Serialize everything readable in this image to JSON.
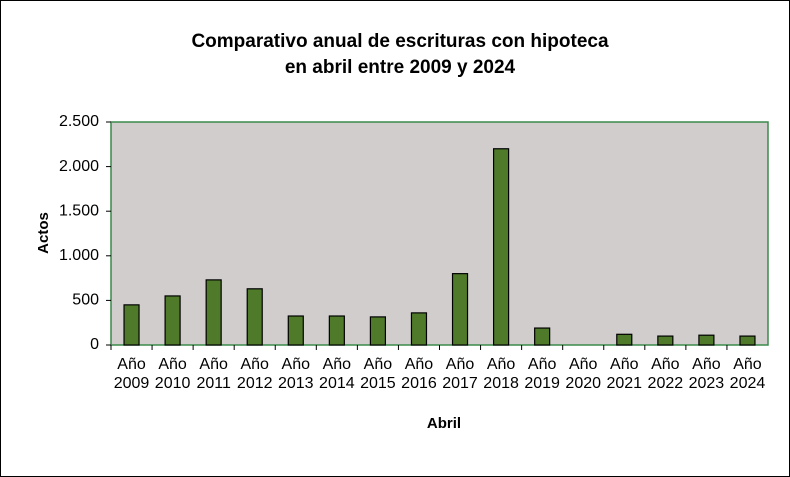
{
  "chart_data": {
    "type": "bar",
    "title": [
      "Comparativo anual de escrituras con hipoteca",
      "en abril entre 2009 y 2024"
    ],
    "x_label": "Abril",
    "y_label": "Actos",
    "categories": [
      "Año 2009",
      "Año 2010",
      "Año 2011",
      "Año 2012",
      "Año 2013",
      "Año 2014",
      "Año 2015",
      "Año 2016",
      "Año 2017",
      "Año 2018",
      "Año 2019",
      "Año 2020",
      "Año 2021",
      "Año 2022",
      "Año 2023",
      "Año 2024"
    ],
    "values": [
      450,
      550,
      730,
      630,
      325,
      325,
      315,
      360,
      800,
      2200,
      190,
      0,
      120,
      100,
      110,
      100
    ],
    "color": "#4f7a2a",
    "ylim": [
      0,
      2500
    ],
    "yticks": [
      0,
      500,
      {
        "value": 1000,
        "label": "1.000"
      },
      {
        "value": 1500,
        "label": "1.500"
      },
      {
        "value": 2000,
        "label": "2.000"
      },
      {
        "value": 2500,
        "label": "2.500"
      }
    ],
    "grid": false
  }
}
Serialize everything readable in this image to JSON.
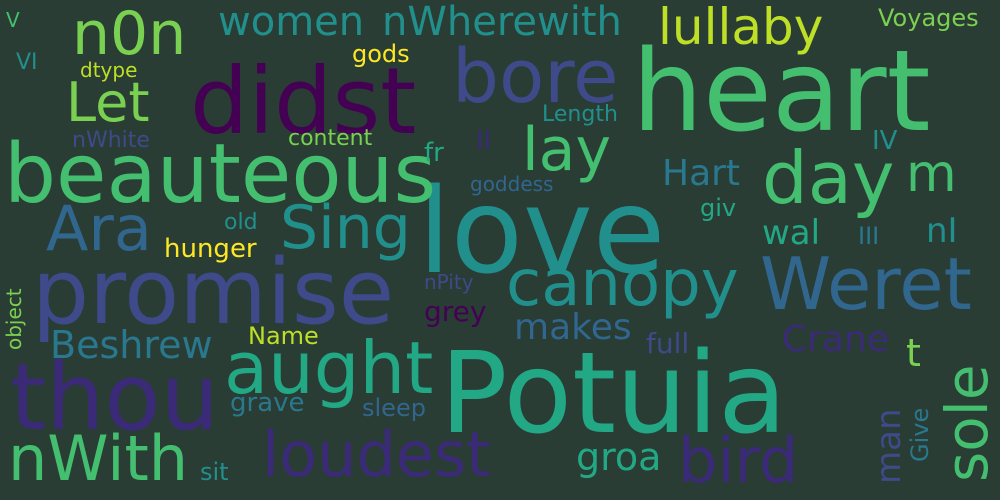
{
  "background": "#293d35",
  "palette": {
    "purple": "#440154",
    "indigo": "#3b2a78",
    "navy": "#3e4a89",
    "blue": "#31668e",
    "steel": "#2a788e",
    "teal": "#21908d",
    "sea": "#22a884",
    "green": "#44bf70",
    "lime": "#7ad151",
    "chartreuse": "#bddf26",
    "yellow": "#fde725"
  },
  "words": [
    {
      "text": "love",
      "color": "#21908d"
    },
    {
      "text": "Potuia",
      "color": "#22a884"
    },
    {
      "text": "heart",
      "color": "#44bf70"
    },
    {
      "text": "didst",
      "color": "#440154"
    },
    {
      "text": "promise",
      "color": "#3e4a89"
    },
    {
      "text": "beauteous",
      "color": "#44bf70"
    },
    {
      "text": "thou",
      "color": "#3b2a78"
    },
    {
      "text": "aught",
      "color": "#22a884"
    },
    {
      "text": "bore",
      "color": "#3e4a89"
    },
    {
      "text": "Weret",
      "color": "#31668e"
    },
    {
      "text": "canopy",
      "color": "#21908d"
    },
    {
      "text": "nWith",
      "color": "#44bf70"
    },
    {
      "text": "loudest",
      "color": "#3b2a78"
    },
    {
      "text": "bird",
      "color": "#3b2a78"
    },
    {
      "text": "day",
      "color": "#44bf70"
    },
    {
      "text": "sole",
      "color": "#44bf70"
    },
    {
      "text": "Ara",
      "color": "#31668e"
    },
    {
      "text": "Sing",
      "color": "#21908d"
    },
    {
      "text": "Let",
      "color": "#7ad151"
    },
    {
      "text": "n0n",
      "color": "#7ad151"
    },
    {
      "text": "lullaby",
      "color": "#bddf26"
    },
    {
      "text": "lay",
      "color": "#44bf70"
    },
    {
      "text": "women",
      "color": "#21908d"
    },
    {
      "text": "nWherewith",
      "color": "#21908d"
    },
    {
      "text": "m",
      "color": "#44bf70"
    },
    {
      "text": "Hart",
      "color": "#2a788e"
    },
    {
      "text": "makes",
      "color": "#31668e"
    },
    {
      "text": "Beshrew",
      "color": "#2a788e"
    },
    {
      "text": "Crane",
      "color": "#3b2a78"
    },
    {
      "text": "groa",
      "color": "#22a884"
    },
    {
      "text": "man",
      "color": "#3e4a89"
    },
    {
      "text": "t",
      "color": "#7ad151"
    },
    {
      "text": "wal",
      "color": "#22a884"
    },
    {
      "text": "nI",
      "color": "#21908d"
    },
    {
      "text": "Voyages",
      "color": "#7ad151"
    },
    {
      "text": "gods",
      "color": "#fde725"
    },
    {
      "text": "hunger",
      "color": "#fde725"
    },
    {
      "text": "Name",
      "color": "#bddf26"
    },
    {
      "text": "grey",
      "color": "#440154"
    },
    {
      "text": "full",
      "color": "#3e4a89"
    },
    {
      "text": "sleep",
      "color": "#31668e"
    },
    {
      "text": "grave",
      "color": "#2a788e"
    },
    {
      "text": "sit",
      "color": "#21908d"
    },
    {
      "text": "Give",
      "color": "#2a788e"
    },
    {
      "text": "object",
      "color": "#7ad151"
    },
    {
      "text": "content",
      "color": "#7ad151"
    },
    {
      "text": "nWhite",
      "color": "#3e4a89"
    },
    {
      "text": "dtype",
      "color": "#bddf26"
    },
    {
      "text": "Length",
      "color": "#21908d"
    },
    {
      "text": "goddess",
      "color": "#31668e"
    },
    {
      "text": "fr",
      "color": "#22a884"
    },
    {
      "text": "II",
      "color": "#3b2a78"
    },
    {
      "text": "IV",
      "color": "#21908d"
    },
    {
      "text": "giv",
      "color": "#22a884"
    },
    {
      "text": "old",
      "color": "#21908d"
    },
    {
      "text": "III",
      "color": "#2a788e"
    },
    {
      "text": "nPity",
      "color": "#3e4a89"
    },
    {
      "text": "VI",
      "color": "#21908d"
    },
    {
      "text": "V",
      "color": "#44bf70"
    }
  ]
}
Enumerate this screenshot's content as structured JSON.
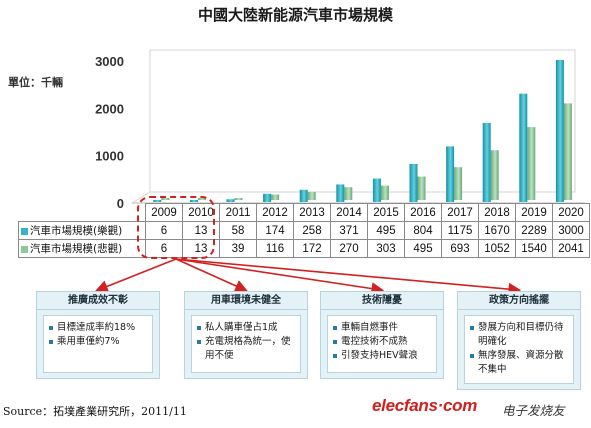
{
  "title": "中國大陸新能源汽車市場規模",
  "unit_label": "單位：千輛",
  "colors": {
    "optimistic": "#2fb6cc",
    "pessimistic": "#8cc99a",
    "highlight": "#d32020"
  },
  "chart_data": {
    "type": "bar",
    "title": "中國大陸新能源汽車市場規模",
    "ylabel": "單位：千輛",
    "ylim": [
      0,
      3000
    ],
    "yticks": [
      0,
      1000,
      2000,
      3000
    ],
    "grid": false,
    "categories": [
      "2009",
      "2010",
      "2011",
      "2012",
      "2013",
      "2014",
      "2015",
      "2016",
      "2017",
      "2018",
      "2019",
      "2020"
    ],
    "series": [
      {
        "name": "汽車市場規模(樂觀)",
        "values": [
          6,
          13,
          58,
          174,
          258,
          371,
          495,
          804,
          1175,
          1670,
          2289,
          3000
        ]
      },
      {
        "name": "汽車市場規模(悲觀)",
        "values": [
          6,
          13,
          39,
          116,
          172,
          270,
          303,
          495,
          693,
          1052,
          1540,
          2041
        ]
      }
    ]
  },
  "table": {
    "years": [
      "2009",
      "2010",
      "2011",
      "2012",
      "2013",
      "2014",
      "2015",
      "2016",
      "2017",
      "2018",
      "2019",
      "2020"
    ],
    "rows": [
      {
        "label": "汽車市場規模(樂觀)",
        "values": [
          "6",
          "13",
          "58",
          "174",
          "258",
          "371",
          "495",
          "804",
          "1175",
          "1670",
          "2289",
          "3000"
        ]
      },
      {
        "label": "汽車市場規模(悲觀)",
        "values": [
          "6",
          "13",
          "39",
          "116",
          "172",
          "270",
          "303",
          "495",
          "693",
          "1052",
          "1540",
          "2041"
        ]
      }
    ]
  },
  "reasons": [
    {
      "title": "推廣成效不彰",
      "items": [
        "目標達成率約18%",
        "乘用車僅約7%"
      ]
    },
    {
      "title": "用車環境未健全",
      "items": [
        "私人購車僅占1成",
        "充電規格為統一，使用不便"
      ]
    },
    {
      "title": "技術隱憂",
      "items": [
        "車輛自燃事件",
        "電控技術不成熟",
        "引發支持HEV聲浪"
      ]
    },
    {
      "title": "政策方向搖擺",
      "items": [
        "發展方向和目標仍待明確化",
        "無序發展、資源分散不集中"
      ]
    }
  ],
  "source": "Source：拓墣產業研究所，2011/11",
  "brand": "elecfans·com",
  "brand_cn": "电子发烧友"
}
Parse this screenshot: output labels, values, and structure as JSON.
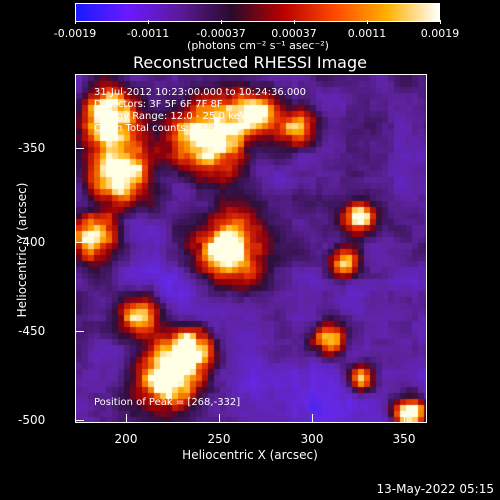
{
  "colorbar": {
    "ticks": [
      "-0.0019",
      "-0.0011",
      "-0.00037",
      "0.00037",
      "0.0011",
      "0.0019"
    ],
    "units": "(photons cm⁻² s⁻¹ asec⁻²)",
    "colors": [
      "#1a1aff",
      "#6a1aff",
      "#5a1a99",
      "#2a0a2a",
      "#b80000",
      "#ff4a00",
      "#ffb000",
      "#ffffff"
    ]
  },
  "title": "Reconstructed RHESSI Image",
  "annotation": {
    "line1": "31-Jul-2012 10:23:00.000 to 10:24:36.000",
    "line2": "Detectors: 3F 5F 6F 7F 8F",
    "line3": "Energy Range: 12.0 - 25.0 keV",
    "line4": "Clean    Total counts: 4.36E+03",
    "peak": "Position of Peak = [268,-332]"
  },
  "axes": {
    "xlabel": "Heliocentric X (arcsec)",
    "ylabel": "Heliocentric Y (arcsec)",
    "xticks": [
      "200",
      "250",
      "300",
      "350"
    ],
    "yticks": [
      "-350",
      "-400",
      "-450",
      "-500"
    ]
  },
  "timestamp": "13-May-2022 05:15"
}
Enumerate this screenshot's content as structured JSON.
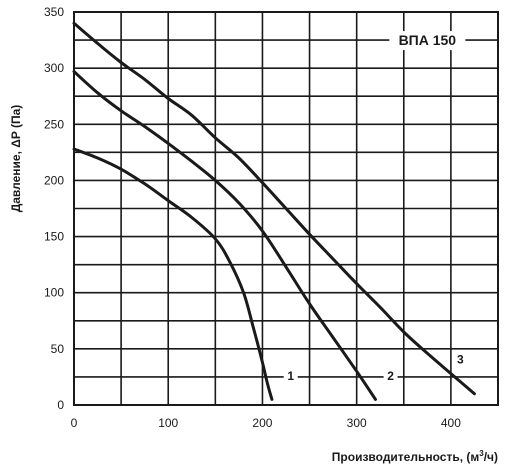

::::::::

# [SHORT EXERCISE]
Within the listing above, work out how many lines contain the string "Heliocentric", and reply with that number only.

# [OUTPUT FOR THIS EXERCISE]
2